* _Provided records_:
══════════

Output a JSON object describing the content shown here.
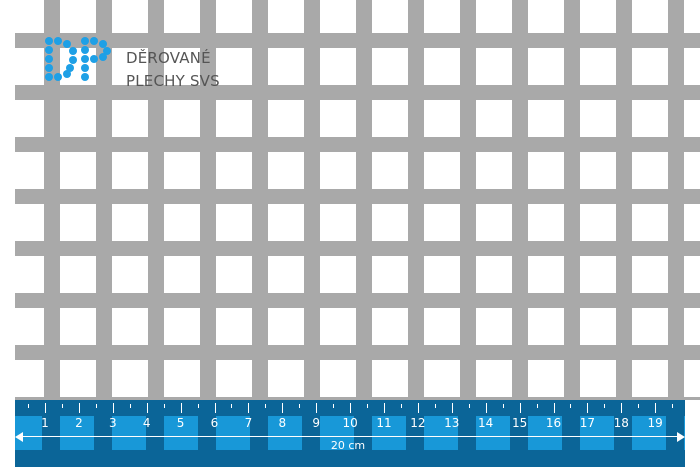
{
  "logo": {
    "text_line1": "DĚROVANÉ",
    "text_line2": "PLECHY SVS",
    "monogram": "DP",
    "color": "#1ea0e6"
  },
  "sheet": {
    "metal_color": "#a9a9a9",
    "hole_shape": "square"
  },
  "ruler": {
    "labels": [
      "1",
      "2",
      "3",
      "4",
      "5",
      "6",
      "7",
      "8",
      "9",
      "10",
      "11",
      "12",
      "13",
      "14",
      "15",
      "16",
      "17",
      "18",
      "19"
    ],
    "total_length": "20 cm",
    "color": "#0b6598",
    "accent_color": "#1898d8"
  }
}
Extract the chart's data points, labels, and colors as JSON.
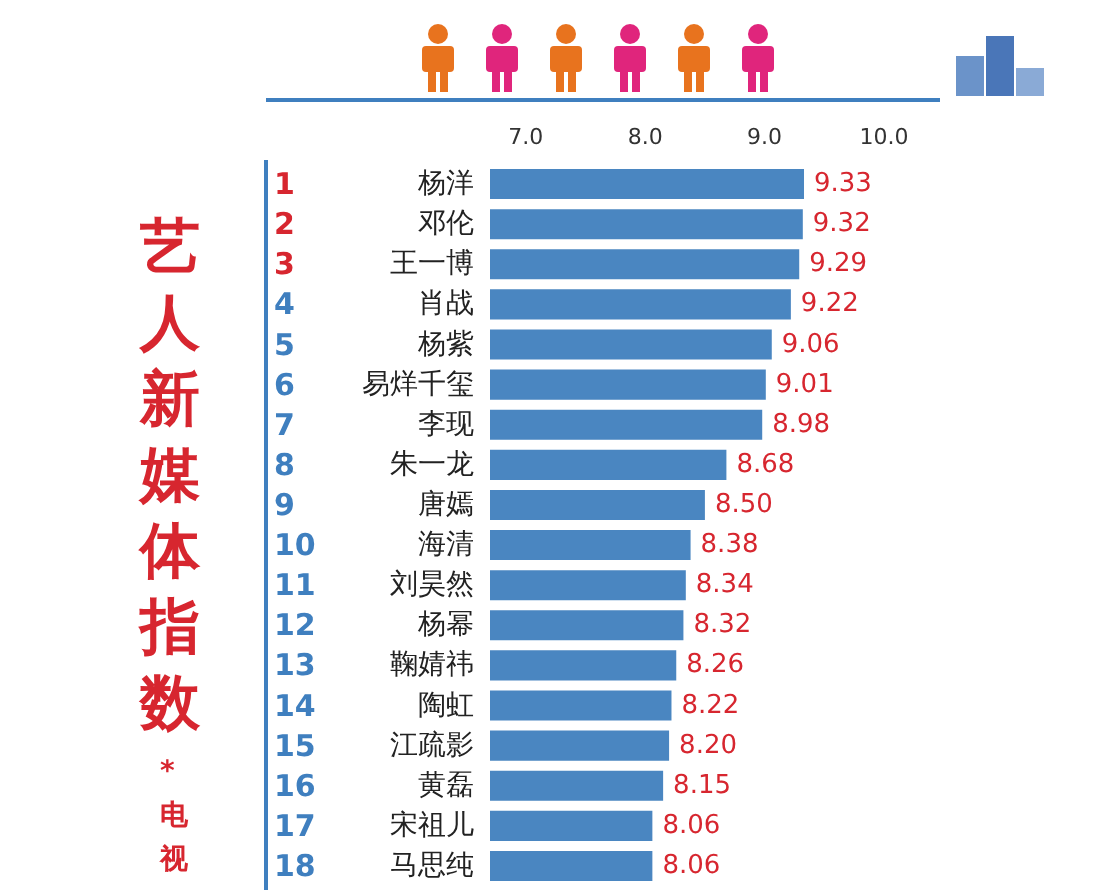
{
  "chart_data": {
    "type": "bar",
    "orientation": "horizontal",
    "title": "艺人新媒体指数",
    "subtitle": "*电视",
    "categories": [
      "1 杨洋",
      "2 邓伦",
      "3 王一博",
      "4 肖战",
      "5 杨紫",
      "6 易烊千玺",
      "7 李现",
      "8 朱一龙",
      "9 唐嫣",
      "10 海清",
      "11 刘昊然",
      "12 杨幂",
      "13 鞠婧祎",
      "14 陶虹",
      "15 江疏影",
      "16 黄磊",
      "17 宋祖儿",
      "18 马思纯"
    ],
    "values": [
      9.33,
      9.32,
      9.29,
      9.22,
      9.06,
      9.01,
      8.98,
      8.68,
      8.5,
      8.38,
      8.34,
      8.32,
      8.26,
      8.22,
      8.2,
      8.15,
      8.06,
      8.06
    ],
    "value_labels": [
      "9.33",
      "9.32",
      "9.29",
      "9.22",
      "9.06",
      "9.01",
      "8.98",
      "8.68",
      "8.50",
      "8.38",
      "8.34",
      "8.32",
      "8.26",
      "8.22",
      "8.20",
      "8.15",
      "8.06",
      "8.06"
    ],
    "color": "#4a86c1",
    "xlim": [
      6.7,
      10
    ],
    "xticks": [
      {
        "value": 7,
        "label": "7.0"
      },
      {
        "value": 8,
        "label": "8.0"
      },
      {
        "value": 9,
        "label": "9.0"
      },
      {
        "value": 10,
        "label": "10.0"
      }
    ],
    "grid": false
  }
}
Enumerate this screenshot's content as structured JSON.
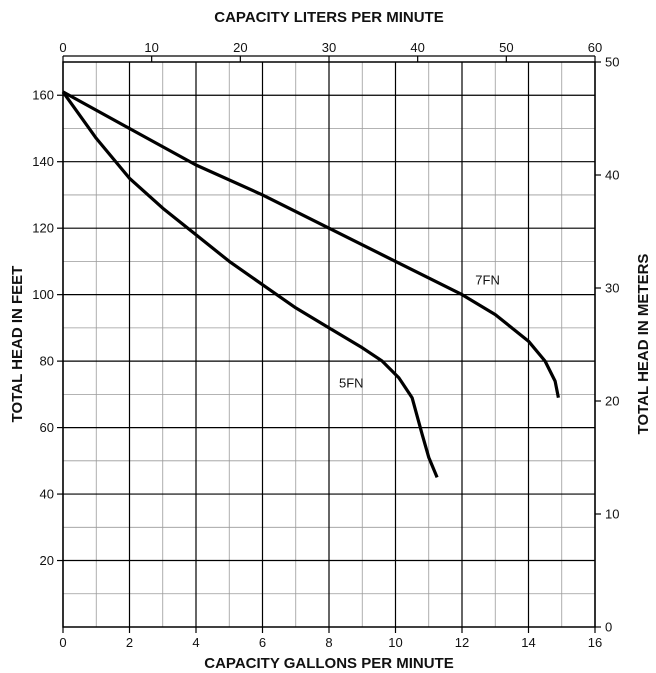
{
  "chart_data": {
    "type": "line",
    "title": "",
    "xlabel": "CAPACITY GALLONS PER MINUTE",
    "ylabel": "TOTAL HEAD IN FEET",
    "x2label": "CAPACITY LITERS PER MINUTE",
    "y2label": "TOTAL HEAD IN METERS",
    "xlim": [
      0,
      16
    ],
    "ylim": [
      0,
      170
    ],
    "x2lim": [
      0,
      60
    ],
    "y2lim": [
      0,
      50
    ],
    "x_ticks": [
      0,
      2,
      4,
      6,
      8,
      10,
      12,
      14,
      16
    ],
    "y_ticks": [
      20,
      40,
      60,
      80,
      100,
      120,
      140,
      160
    ],
    "x2_ticks": [
      0,
      10,
      20,
      30,
      40,
      50,
      60
    ],
    "y2_ticks": [
      0,
      10,
      20,
      30,
      40,
      50
    ],
    "x_tick_labels": [
      "0",
      "2",
      "4",
      "6",
      "8",
      "10",
      "12",
      "14",
      "16"
    ],
    "y_tick_labels": [
      "20",
      "40",
      "60",
      "80",
      "100",
      "120",
      "140",
      "160"
    ],
    "x2_tick_labels": [
      "0",
      "10",
      "20",
      "30",
      "40",
      "50",
      "60"
    ],
    "y2_tick_labels": [
      "0",
      "10",
      "20",
      "30",
      "40",
      "50"
    ],
    "grid": true,
    "series": [
      {
        "name": "5FN",
        "label_at": [
          8.3,
          72
        ],
        "points": [
          [
            0,
            161
          ],
          [
            1,
            147
          ],
          [
            2,
            135
          ],
          [
            3,
            126
          ],
          [
            4,
            118
          ],
          [
            5,
            110
          ],
          [
            6,
            103
          ],
          [
            7,
            96
          ],
          [
            8,
            90
          ],
          [
            9,
            84
          ],
          [
            9.6,
            80
          ],
          [
            10.1,
            75
          ],
          [
            10.5,
            69
          ],
          [
            10.8,
            58
          ],
          [
            11.0,
            51
          ],
          [
            11.25,
            45
          ]
        ]
      },
      {
        "name": "7FN",
        "label_at": [
          12.4,
          103
        ],
        "points": [
          [
            0,
            161
          ],
          [
            2,
            150
          ],
          [
            4,
            139
          ],
          [
            6,
            130
          ],
          [
            8,
            120
          ],
          [
            10,
            110
          ],
          [
            12,
            100
          ],
          [
            13,
            94
          ],
          [
            14,
            86
          ],
          [
            14.5,
            80
          ],
          [
            14.8,
            74
          ],
          [
            14.9,
            69
          ]
        ]
      }
    ]
  }
}
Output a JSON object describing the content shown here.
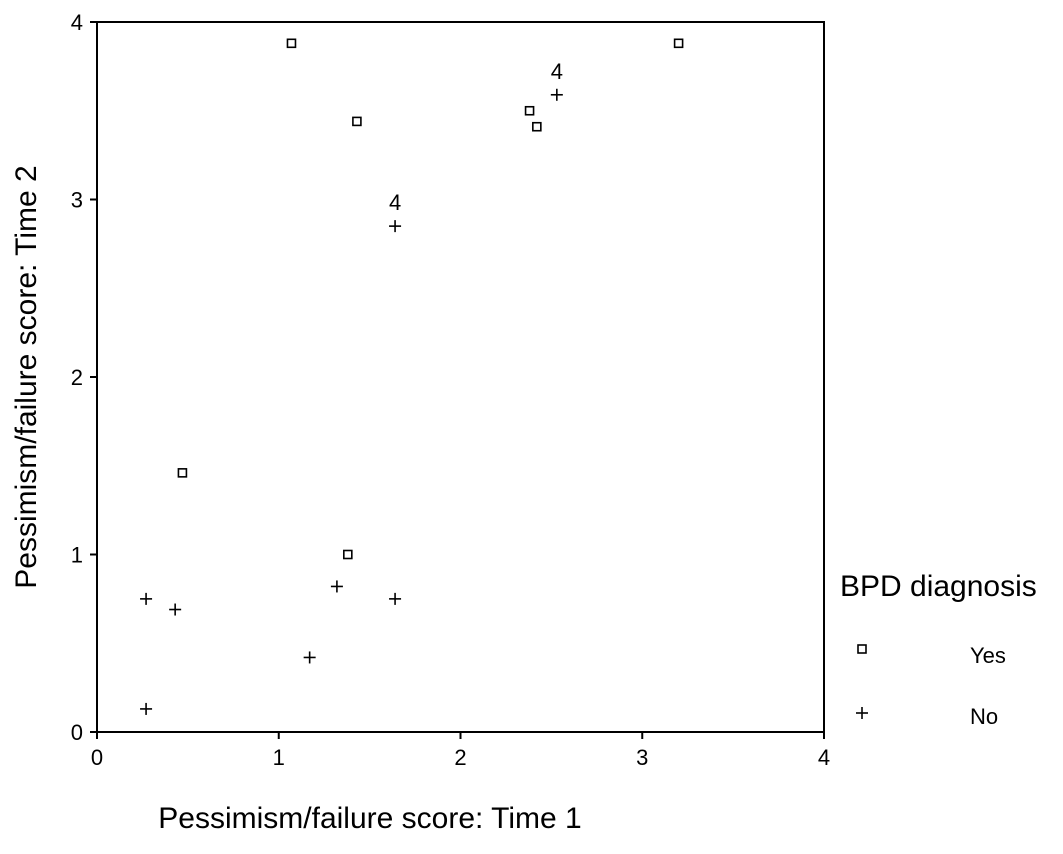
{
  "chart_data": {
    "type": "scatter",
    "title": "",
    "xlabel": "Pessimism/failure score: Time 1",
    "ylabel": "Pessimism/failure score: Time 2",
    "xlim": [
      0,
      4
    ],
    "ylim": [
      0,
      4
    ],
    "xticks": [
      "0",
      "1",
      "2",
      "3",
      "4"
    ],
    "yticks": [
      "0",
      "1",
      "2",
      "3",
      "4"
    ],
    "grid": false,
    "legend": {
      "title": "BPD diagnosis",
      "placement": "right",
      "entries": [
        {
          "label": "Yes",
          "marker": "square"
        },
        {
          "label": "No",
          "marker": "plus"
        }
      ]
    },
    "series": [
      {
        "name": "Yes",
        "marker": "square",
        "points": [
          {
            "x": 1.07,
            "y": 3.88
          },
          {
            "x": 3.2,
            "y": 3.88
          },
          {
            "x": 1.43,
            "y": 3.44
          },
          {
            "x": 2.38,
            "y": 3.5
          },
          {
            "x": 2.42,
            "y": 3.41
          },
          {
            "x": 0.47,
            "y": 1.46
          },
          {
            "x": 1.38,
            "y": 1.0
          }
        ]
      },
      {
        "name": "No",
        "marker": "plus",
        "points": [
          {
            "x": 2.53,
            "y": 3.59
          },
          {
            "x": 1.64,
            "y": 2.85
          },
          {
            "x": 0.27,
            "y": 0.75
          },
          {
            "x": 0.43,
            "y": 0.69
          },
          {
            "x": 1.32,
            "y": 0.82
          },
          {
            "x": 1.64,
            "y": 0.75
          },
          {
            "x": 1.17,
            "y": 0.42
          },
          {
            "x": 0.27,
            "y": 0.13
          }
        ]
      }
    ],
    "annotations": [
      {
        "text": "4",
        "x": 2.53,
        "y": 3.59
      },
      {
        "text": "4",
        "x": 1.64,
        "y": 2.85
      }
    ]
  }
}
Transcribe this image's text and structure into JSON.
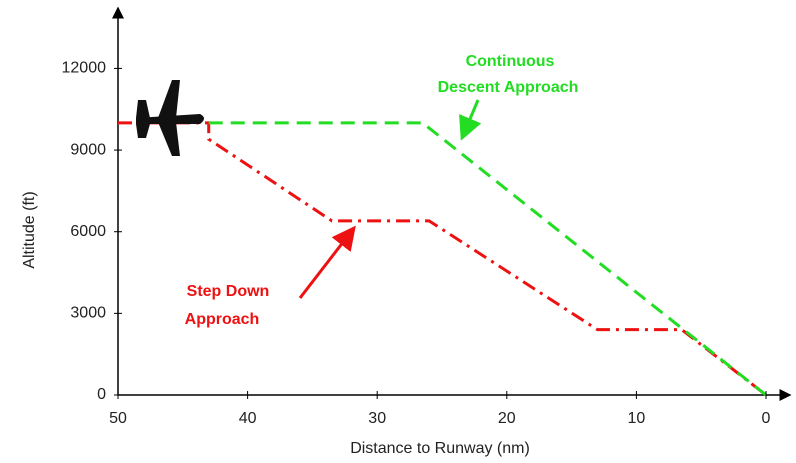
{
  "chart_data": {
    "type": "line",
    "x_label": "Distance to Runway (nm)",
    "y_label": "Altitude (ft)",
    "xlim": [
      50,
      0
    ],
    "xticks": [
      50,
      40,
      30,
      20,
      10,
      0
    ],
    "ylim": [
      0,
      14000
    ],
    "yticks": [
      0,
      3000,
      6000,
      9000,
      12000
    ],
    "series": [
      {
        "name": "Continuous Descent Approach",
        "color": "#22dd22",
        "dash": "dashed",
        "x": [
          43,
          26.5,
          0
        ],
        "values": [
          10000,
          10000,
          0
        ]
      },
      {
        "name": "Step Down Approach",
        "color": "#ee1111",
        "dash": "dashdot",
        "x": [
          50,
          43,
          43,
          33.5,
          26,
          13,
          6.5,
          0
        ],
        "values": [
          10000,
          10000,
          9400,
          6400,
          6400,
          2400,
          2400,
          0
        ]
      }
    ],
    "annotations": [
      {
        "lines": [
          "Continuous",
          "Descent Approach"
        ],
        "color": "#22dd22"
      },
      {
        "lines": [
          "Step Down",
          "Approach"
        ],
        "color": "#ee1111"
      }
    ]
  }
}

══════════

* _Exercise directions_: Quote the entries above word for word. Leave the images out.

* _Solution for this task_:
Output a JSON object describing the content shown here.
{
  "logo": {
    "text_line1": "DĚROVANÉ",
    "text_line2": "PLECHY SVS",
    "monogram": "DP",
    "color": "#1ea0e6"
  },
  "sheet": {
    "metal_color": "#a9a9a9",
    "hole_shape": "square"
  },
  "ruler": {
    "labels": [
      "1",
      "2",
      "3",
      "4",
      "5",
      "6",
      "7",
      "8",
      "9",
      "10",
      "11",
      "12",
      "13",
      "14",
      "15",
      "16",
      "17",
      "18",
      "19"
    ],
    "total_length": "20 cm",
    "color": "#0b6598",
    "accent_color": "#1898d8"
  }
}
Extract the chart's data points, labels, and colors as JSON.
{
  "chart_data": {
    "type": "bar",
    "orientation": "horizontal",
    "title": "艺人新媒体指数",
    "subtitle": "*电视",
    "categories": [
      "1 杨洋",
      "2 邓伦",
      "3 王一博",
      "4 肖战",
      "5 杨紫",
      "6 易烊千玺",
      "7 李现",
      "8 朱一龙",
      "9 唐嫣",
      "10 海清",
      "11 刘昊然",
      "12 杨幂",
      "13 鞠婧祎",
      "14 陶虹",
      "15 江疏影",
      "16 黄磊",
      "17 宋祖儿",
      "18 马思纯"
    ],
    "values": [
      9.33,
      9.32,
      9.29,
      9.22,
      9.06,
      9.01,
      8.98,
      8.68,
      8.5,
      8.38,
      8.34,
      8.32,
      8.26,
      8.22,
      8.2,
      8.15,
      8.06,
      8.06
    ],
    "value_labels": [
      "9.33",
      "9.32",
      "9.29",
      "9.22",
      "9.06",
      "9.01",
      "8.98",
      "8.68",
      "8.50",
      "8.38",
      "8.34",
      "8.32",
      "8.26",
      "8.22",
      "8.20",
      "8.15",
      "8.06",
      "8.06"
    ],
    "color": "#4a86c1",
    "xlim": [
      6.7,
      10
    ],
    "xticks": [
      {
        "value": 7,
        "label": "7.0"
      },
      {
        "value": 8,
        "label": "8.0"
      },
      {
        "value": 9,
        "label": "9.0"
      },
      {
        "value": 10,
        "label": "10.0"
      }
    ],
    "grid": false
  }
}
Enumerate this screenshot's content as structured JSON.
{
  "chart_data": {
    "type": "line",
    "title": "",
    "xlabel": "CAPACITY GALLONS PER MINUTE",
    "ylabel": "TOTAL HEAD IN FEET",
    "x2label": "CAPACITY LITERS PER MINUTE",
    "y2label": "TOTAL HEAD IN METERS",
    "xlim": [
      0,
      16
    ],
    "ylim": [
      0,
      170
    ],
    "x2lim": [
      0,
      60
    ],
    "y2lim": [
      0,
      50
    ],
    "x_ticks": [
      0,
      2,
      4,
      6,
      8,
      10,
      12,
      14,
      16
    ],
    "y_ticks": [
      20,
      40,
      60,
      80,
      100,
      120,
      140,
      160
    ],
    "x2_ticks": [
      0,
      10,
      20,
      30,
      40,
      50,
      60
    ],
    "y2_ticks": [
      0,
      10,
      20,
      30,
      40,
      50
    ],
    "x_tick_labels": [
      "0",
      "2",
      "4",
      "6",
      "8",
      "10",
      "12",
      "14",
      "16"
    ],
    "y_tick_labels": [
      "20",
      "40",
      "60",
      "80",
      "100",
      "120",
      "140",
      "160"
    ],
    "x2_tick_labels": [
      "0",
      "10",
      "20",
      "30",
      "40",
      "50",
      "60"
    ],
    "y2_tick_labels": [
      "0",
      "10",
      "20",
      "30",
      "40",
      "50"
    ],
    "grid": true,
    "series": [
      {
        "name": "5FN",
        "label_at": [
          8.3,
          72
        ],
        "points": [
          [
            0,
            161
          ],
          [
            1,
            147
          ],
          [
            2,
            135
          ],
          [
            3,
            126
          ],
          [
            4,
            118
          ],
          [
            5,
            110
          ],
          [
            6,
            103
          ],
          [
            7,
            96
          ],
          [
            8,
            90
          ],
          [
            9,
            84
          ],
          [
            9.6,
            80
          ],
          [
            10.1,
            75
          ],
          [
            10.5,
            69
          ],
          [
            10.8,
            58
          ],
          [
            11.0,
            51
          ],
          [
            11.25,
            45
          ]
        ]
      },
      {
        "name": "7FN",
        "label_at": [
          12.4,
          103
        ],
        "points": [
          [
            0,
            161
          ],
          [
            2,
            150
          ],
          [
            4,
            139
          ],
          [
            6,
            130
          ],
          [
            8,
            120
          ],
          [
            10,
            110
          ],
          [
            12,
            100
          ],
          [
            13,
            94
          ],
          [
            14,
            86
          ],
          [
            14.5,
            80
          ],
          [
            14.8,
            74
          ],
          [
            14.9,
            69
          ]
        ]
      }
    ]
  }
}
Output a JSON object describing the content shown here.
{
  "chart_data": {
    "type": "scatter",
    "title": "",
    "xlabel": "Pessimism/failure score: Time 1",
    "ylabel": "Pessimism/failure score: Time 2",
    "xlim": [
      0,
      4
    ],
    "ylim": [
      0,
      4
    ],
    "xticks": [
      "0",
      "1",
      "2",
      "3",
      "4"
    ],
    "yticks": [
      "0",
      "1",
      "2",
      "3",
      "4"
    ],
    "grid": false,
    "legend": {
      "title": "BPD diagnosis",
      "placement": "right",
      "entries": [
        {
          "label": "Yes",
          "marker": "square"
        },
        {
          "label": "No",
          "marker": "plus"
        }
      ]
    },
    "series": [
      {
        "name": "Yes",
        "marker": "square",
        "points": [
          {
            "x": 1.07,
            "y": 3.88
          },
          {
            "x": 3.2,
            "y": 3.88
          },
          {
            "x": 1.43,
            "y": 3.44
          },
          {
            "x": 2.38,
            "y": 3.5
          },
          {
            "x": 2.42,
            "y": 3.41
          },
          {
            "x": 0.47,
            "y": 1.46
          },
          {
            "x": 1.38,
            "y": 1.0
          }
        ]
      },
      {
        "name": "No",
        "marker": "plus",
        "points": [
          {
            "x": 2.53,
            "y": 3.59
          },
          {
            "x": 1.64,
            "y": 2.85
          },
          {
            "x": 0.27,
            "y": 0.75
          },
          {
            "x": 0.43,
            "y": 0.69
          },
          {
            "x": 1.32,
            "y": 0.82
          },
          {
            "x": 1.64,
            "y": 0.75
          },
          {
            "x": 1.17,
            "y": 0.42
          },
          {
            "x": 0.27,
            "y": 0.13
          }
        ]
      }
    ],
    "annotations": [
      {
        "text": "4",
        "x": 2.53,
        "y": 3.59
      },
      {
        "text": "4",
        "x": 1.64,
        "y": 2.85
      }
    ]
  }
}
Transcribe this image's text and structure into JSON.
{
  "chart_data": {
    "type": "line",
    "x_label": "Distance to Runway (nm)",
    "y_label": "Altitude (ft)",
    "xlim": [
      50,
      0
    ],
    "xticks": [
      50,
      40,
      30,
      20,
      10,
      0
    ],
    "ylim": [
      0,
      14000
    ],
    "yticks": [
      0,
      3000,
      6000,
      9000,
      12000
    ],
    "series": [
      {
        "name": "Continuous Descent Approach",
        "color": "#22dd22",
        "dash": "dashed",
        "x": [
          43,
          26.5,
          0
        ],
        "values": [
          10000,
          10000,
          0
        ]
      },
      {
        "name": "Step Down Approach",
        "color": "#ee1111",
        "dash": "dashdot",
        "x": [
          50,
          43,
          43,
          33.5,
          26,
          13,
          6.5,
          0
        ],
        "values": [
          10000,
          10000,
          9400,
          6400,
          6400,
          2400,
          2400,
          0
        ]
      }
    ],
    "annotations": [
      {
        "lines": [
          "Continuous",
          "Descent Approach"
        ],
        "color": "#22dd22"
      },
      {
        "lines": [
          "Step Down",
          "Approach"
        ],
        "color": "#ee1111"
      }
    ]
  }
}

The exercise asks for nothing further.